• [Problem to work on] Can you repeat the rows exactly, starting with the line that contains "device-cell[interactable]: Data bbox=[368, 568, 416, 593]" and going on through the line that contains "value-cell[interactable]: 2 bbox=[940, 407, 953, 432]"?

Element and region data
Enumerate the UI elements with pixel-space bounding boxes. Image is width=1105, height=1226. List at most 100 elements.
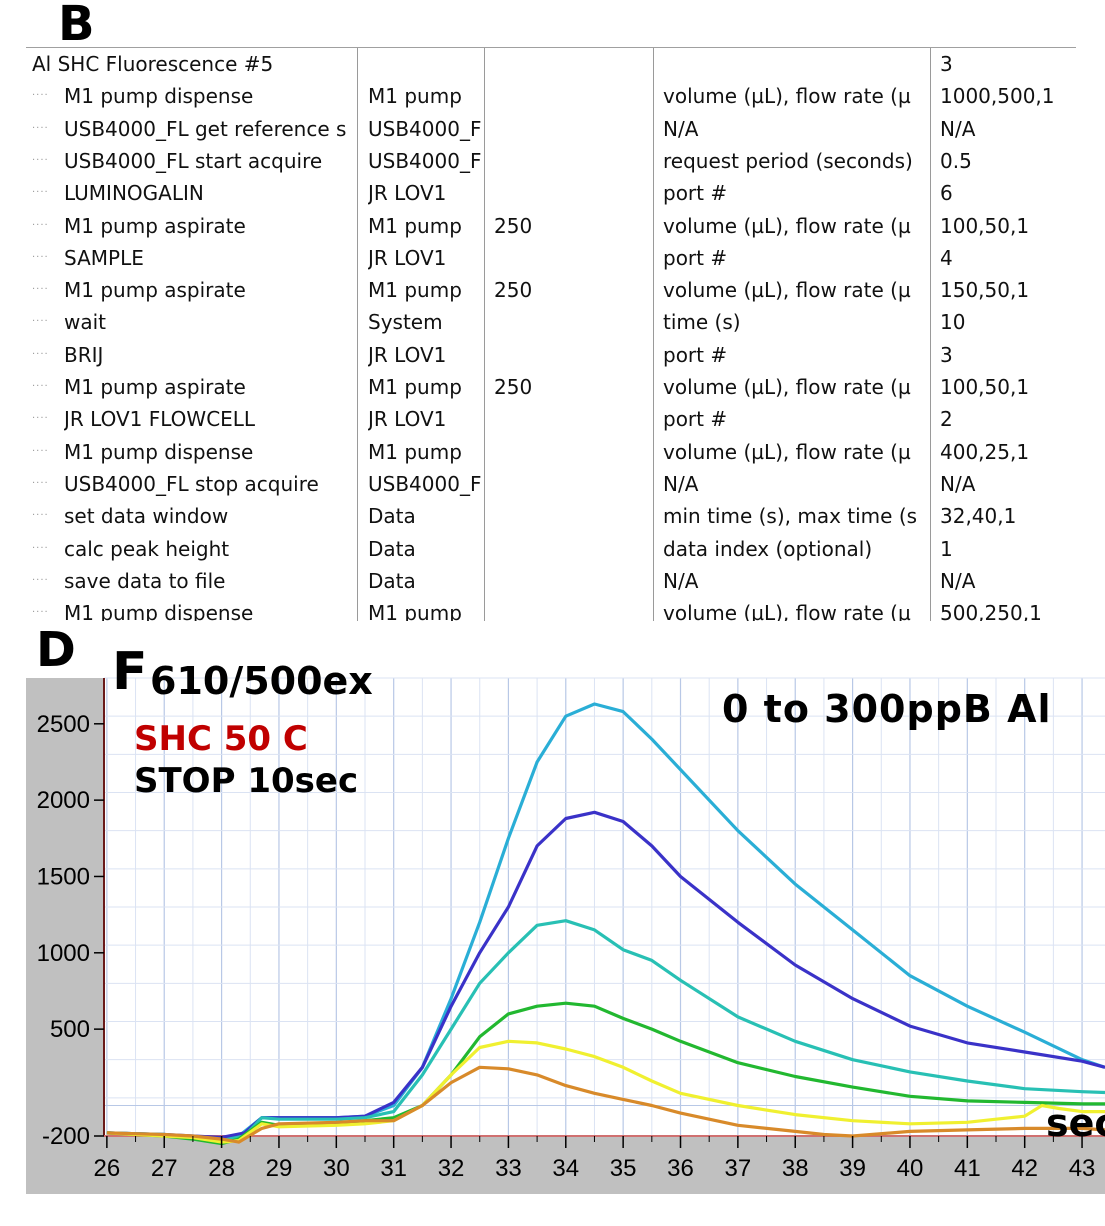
device-cell[interactable]: Data bbox=[368, 568, 416, 593]
sequence-row[interactable]: ···· M1 pump aspirate M1 pump 250 volume (µL… bbox=[26, 210, 1076, 242]
value-cell[interactable]: 2 bbox=[940, 407, 953, 432]
sequence-row[interactable]: ···· USB4000_FL start acquire USB4000_F req… bbox=[26, 145, 1076, 177]
value-cell[interactable]: 10 bbox=[940, 310, 966, 335]
param-name-cell[interactable]: volume (µL), flow rate (µ bbox=[663, 439, 911, 464]
device-cell[interactable]: M1 pump bbox=[368, 278, 462, 303]
param-cell[interactable] bbox=[494, 500, 654, 532]
param-cell[interactable] bbox=[494, 533, 654, 565]
value-cell[interactable]: 0.5 bbox=[940, 148, 972, 173]
step-name-cell[interactable]: M1 pump dispense bbox=[64, 439, 254, 464]
sequence-row[interactable]: ···· USB4000_FL stop acquire USB4000_F N/A N… bbox=[26, 468, 1076, 500]
param-cell[interactable] bbox=[494, 306, 654, 338]
device-cell[interactable]: JR LOV1 bbox=[368, 245, 447, 270]
device-cell[interactable]: M1 pump bbox=[368, 601, 462, 621]
param-name-cell[interactable]: time (s) bbox=[663, 310, 741, 335]
device-cell[interactable]: M1 pump bbox=[368, 375, 462, 399]
value-cell[interactable]: 500,250,1 bbox=[940, 601, 1042, 621]
step-name-cell[interactable]: M1 pump dispense bbox=[64, 84, 254, 109]
sequence-grid[interactable]: Al SHC Fluorescence #5 3 ···· M1 pump dispe… bbox=[26, 47, 1076, 621]
step-name-cell[interactable]: SAMPLE bbox=[64, 245, 144, 270]
param-cell[interactable] bbox=[494, 403, 654, 435]
param-cell[interactable] bbox=[494, 48, 654, 80]
sequence-row[interactable]: ···· wait System time (s) 10 bbox=[26, 306, 1076, 338]
value-cell[interactable]: 400,25,1 bbox=[940, 439, 1030, 464]
device-cell[interactable]: M1 pump bbox=[368, 84, 462, 109]
sequence-row[interactable]: ···· SAMPLE JR LOV1 port # 4 bbox=[26, 242, 1076, 274]
param-name-cell[interactable]: volume (µL), flow rate (µ bbox=[663, 278, 911, 303]
value-cell[interactable]: 3 bbox=[940, 52, 953, 76]
value-cell[interactable]: 100,50,1 bbox=[940, 375, 1030, 399]
param-name-cell[interactable]: N/A bbox=[663, 471, 699, 496]
param-name-cell[interactable]: port # bbox=[663, 181, 728, 206]
param-name-cell[interactable]: port # bbox=[663, 245, 728, 270]
param-cell[interactable] bbox=[494, 177, 654, 209]
step-name-cell[interactable]: LUMINOGALIN bbox=[64, 181, 204, 206]
device-cell[interactable]: Data bbox=[368, 536, 416, 561]
sequence-row[interactable]: ···· calc peak height Data data index (opti… bbox=[26, 533, 1076, 565]
sequence-row[interactable]: ···· save data to file Data N/A N/A bbox=[26, 565, 1076, 597]
value-cell[interactable]: N/A bbox=[940, 471, 976, 496]
step-name-cell[interactable]: USB4000_FL start acquire bbox=[64, 148, 323, 173]
value-cell[interactable]: 3 bbox=[940, 342, 953, 367]
step-name-cell[interactable]: M1 pump aspirate bbox=[64, 375, 246, 399]
param-cell[interactable] bbox=[494, 565, 654, 597]
param-cell[interactable] bbox=[494, 113, 654, 145]
param-cell[interactable] bbox=[494, 339, 654, 371]
param-name-cell[interactable]: data index (optional) bbox=[663, 536, 873, 561]
sequence-row[interactable]: ···· LUMINOGALIN JR LOV1 port # 6 bbox=[26, 177, 1076, 209]
sequence-row[interactable]: ···· USB4000_FL get reference s USB4000_F N… bbox=[26, 113, 1076, 145]
sequence-row[interactable]: ···· BRIJ JR LOV1 port # 3 bbox=[26, 339, 1076, 371]
value-cell[interactable]: 100,50,1 bbox=[940, 213, 1030, 238]
step-name-cell[interactable]: JR LOV1 FLOWCELL bbox=[64, 407, 256, 432]
column-divider[interactable] bbox=[357, 48, 358, 621]
step-name-cell[interactable]: calc peak height bbox=[64, 536, 230, 561]
value-cell[interactable]: 6 bbox=[940, 181, 953, 206]
step-name-cell[interactable]: save data to file bbox=[64, 568, 226, 593]
step-name-cell[interactable]: M1 pump aspirate bbox=[64, 278, 246, 303]
step-name-cell[interactable]: set data window bbox=[64, 504, 229, 529]
value-cell[interactable]: 150,50,1 bbox=[940, 278, 1030, 303]
param-name-cell[interactable]: volume (µL), flow rate (µ bbox=[663, 601, 911, 621]
param-name-cell[interactable]: port # bbox=[663, 342, 728, 367]
value-cell[interactable]: 1000,500,1 bbox=[940, 84, 1055, 109]
value-cell[interactable]: 32,40,1 bbox=[940, 504, 1017, 529]
device-cell[interactable]: JR LOV1 bbox=[368, 181, 447, 206]
device-cell[interactable]: USB4000_F bbox=[368, 471, 482, 496]
value-cell[interactable]: 4 bbox=[940, 245, 953, 270]
param-name-cell[interactable]: min time (s), max time (s bbox=[663, 504, 918, 529]
device-cell[interactable] bbox=[368, 48, 484, 80]
param-cell[interactable] bbox=[494, 145, 654, 177]
sequence-row[interactable]: ···· JR LOV1 FLOWCELL JR LOV1 port # 2 bbox=[26, 403, 1076, 435]
step-name-cell[interactable]: USB4000_FL get reference s bbox=[64, 116, 347, 141]
param-name-cell[interactable]: volume (µL), flow rate (µ bbox=[663, 213, 911, 238]
param-name-cell[interactable]: N/A bbox=[663, 116, 699, 141]
sequence-row[interactable]: ···· set data window Data min time (s), max… bbox=[26, 500, 1076, 532]
sequence-row[interactable]: ···· M1 pump dispense M1 pump volume (µL), … bbox=[26, 597, 1076, 621]
param-name-cell[interactable]: request period (seconds) bbox=[663, 148, 913, 173]
step-name-cell[interactable]: USB4000_FL stop acquire bbox=[64, 471, 319, 496]
param-cell[interactable] bbox=[494, 468, 654, 500]
column-divider[interactable] bbox=[653, 48, 654, 621]
param-cell[interactable] bbox=[494, 597, 654, 621]
step-name-cell[interactable]: M1 pump dispense bbox=[64, 601, 254, 621]
sequence-root-row[interactable]: Al SHC Fluorescence #5 3 bbox=[26, 48, 1076, 80]
param-name-cell[interactable]: port # bbox=[663, 407, 728, 432]
device-cell[interactable]: System bbox=[368, 310, 443, 335]
column-divider[interactable] bbox=[484, 48, 485, 621]
value-cell[interactable]: N/A bbox=[940, 116, 976, 141]
sequence-row[interactable]: ···· M1 pump aspirate M1 pump 250 volume (µL… bbox=[26, 371, 1076, 403]
device-cell[interactable]: JR LOV1 bbox=[368, 342, 447, 367]
sequence-row[interactable]: ···· M1 pump dispense M1 pump volume (µL), … bbox=[26, 80, 1076, 112]
value-cell[interactable]: N/A bbox=[940, 568, 976, 593]
device-cell[interactable]: USB4000_F bbox=[368, 148, 482, 173]
param-name-cell[interactable]: N/A bbox=[663, 568, 699, 593]
device-cell[interactable]: USB4000_F bbox=[368, 116, 482, 141]
device-cell[interactable]: M1 pump bbox=[368, 439, 462, 464]
param-cell[interactable]: 250 bbox=[494, 213, 533, 238]
step-name-cell[interactable]: BRIJ bbox=[64, 342, 104, 367]
device-cell[interactable]: JR LOV1 bbox=[368, 407, 447, 432]
param-name-cell[interactable] bbox=[663, 48, 929, 80]
param-cell[interactable]: 250 bbox=[494, 375, 533, 399]
sequence-row[interactable]: ···· M1 pump aspirate M1 pump 250 volume (µL… bbox=[26, 274, 1076, 306]
sequence-row[interactable]: ···· M1 pump dispense M1 pump volume (µL), … bbox=[26, 436, 1076, 468]
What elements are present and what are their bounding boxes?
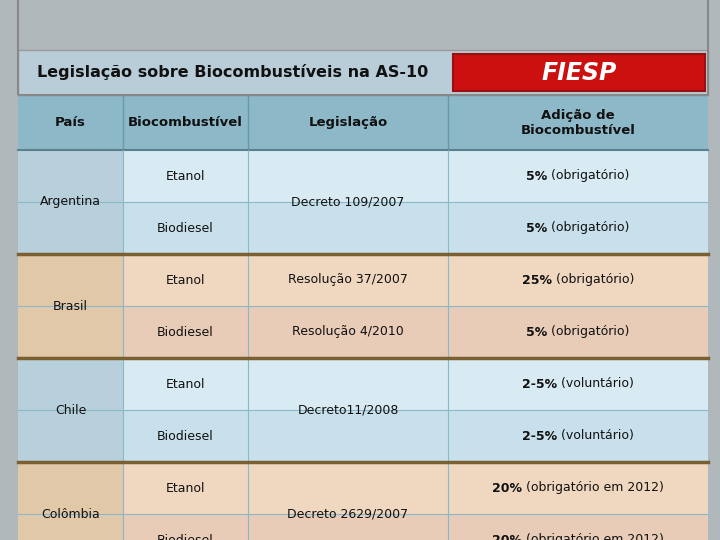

• [Response]
device-cell[interactable]: Data bbox=[368, 568, 416, 593]
sequence-row[interactable]: ···· M1 pump aspirate M1 pump 250 volume (µL… bbox=[26, 210, 1076, 242]
value-cell[interactable]: 2 bbox=[940, 407, 953, 432]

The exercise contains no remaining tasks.